═══ Выбранный фрагмент ═══
От колонии до сверхдержавы. Внешние отношения США с 1776 года — страница 31 из 260

[259]

Когда война возобновилась, американцы снова бросились в торговлю, и по мере роста прибыли они все менее скрупулезно относились к соблюдению тонкостей прерванного плавания. Акты Конгресса позволили купцам возвращать большую часть импортных пошлин на реэкспортируемые товары. Некоторые грузоотправители вообще не платили пошлин. Во многих случаях они даже не удосуживались разгрузить груз. В ситуации жизни и смерти торговля грозила лишить Британию предполагаемых преимуществ контроля над морями. В деле Эссекса в 1805 году адмиралтейские суды постановили, что конечный пункт назначения груза определяет характер плавания, что делает прерванное плавание незаконным. Ещё до этого Британия начала захватывать американские корабли и конфисковывать грузы. Британские меры поставили под угрозу торговлю, которая к 1805 году превысила 60 миллионов долларов, составляла почти две трети американского экспорта и стала основой американского процветания. Некоторые американцы признавали, что эта торговля была неестественной и временной, а потому не стоила риска войны. Но Джефферсон рассматривал её как способ восполнить неблагоприятный торговый баланс с Британией. Он настаивал на том, что её потеря сделает Соединенные Штаты уязвимыми для британского давления и может привести к нежелательным изменениям во внутренней экономике. Многие американцы осуждали очевидную попытку обнищания своей страны.
═══
Ответьте на вопросы по фрагменту о торговле США, приведенному выше:
(a) В каком году рассматривалось дело «Эссекса» и что постановили адмиралтейские суды?
(b) Какого объема достигла торговля к 1805 году и какую долю американского экспорта она составляла?
(c) Как Джефферсон рассматривал эту торговлю?
═══ Исходные материалы ═══
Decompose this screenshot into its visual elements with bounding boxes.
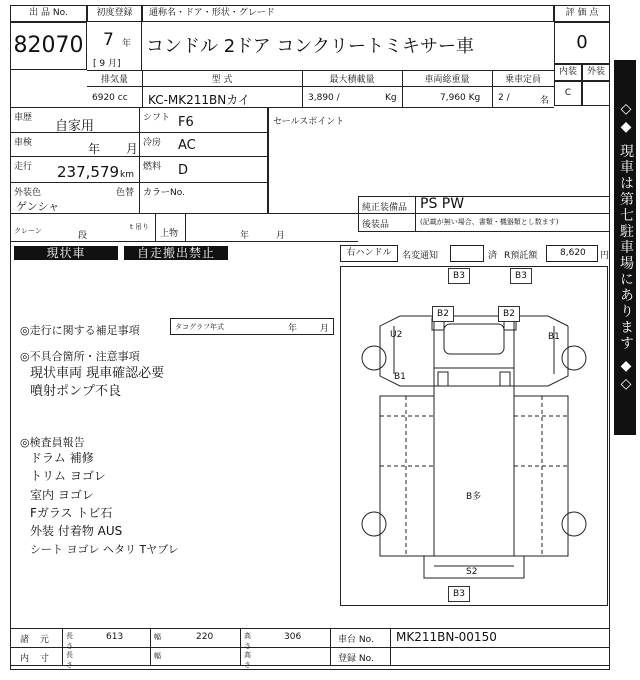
═══
### [Полный ответ]
(a) В 1805 году. Суды постановили, что характер плавания определяется конечным пунктом назначения груза, поэтому прерванное плавание незаконно.
(b) Она превысила 60 миллионов долларов и составляла почти две трети американского экспорта.
(c) Как способ восполнить неблагоприятный торговый баланс с Британией.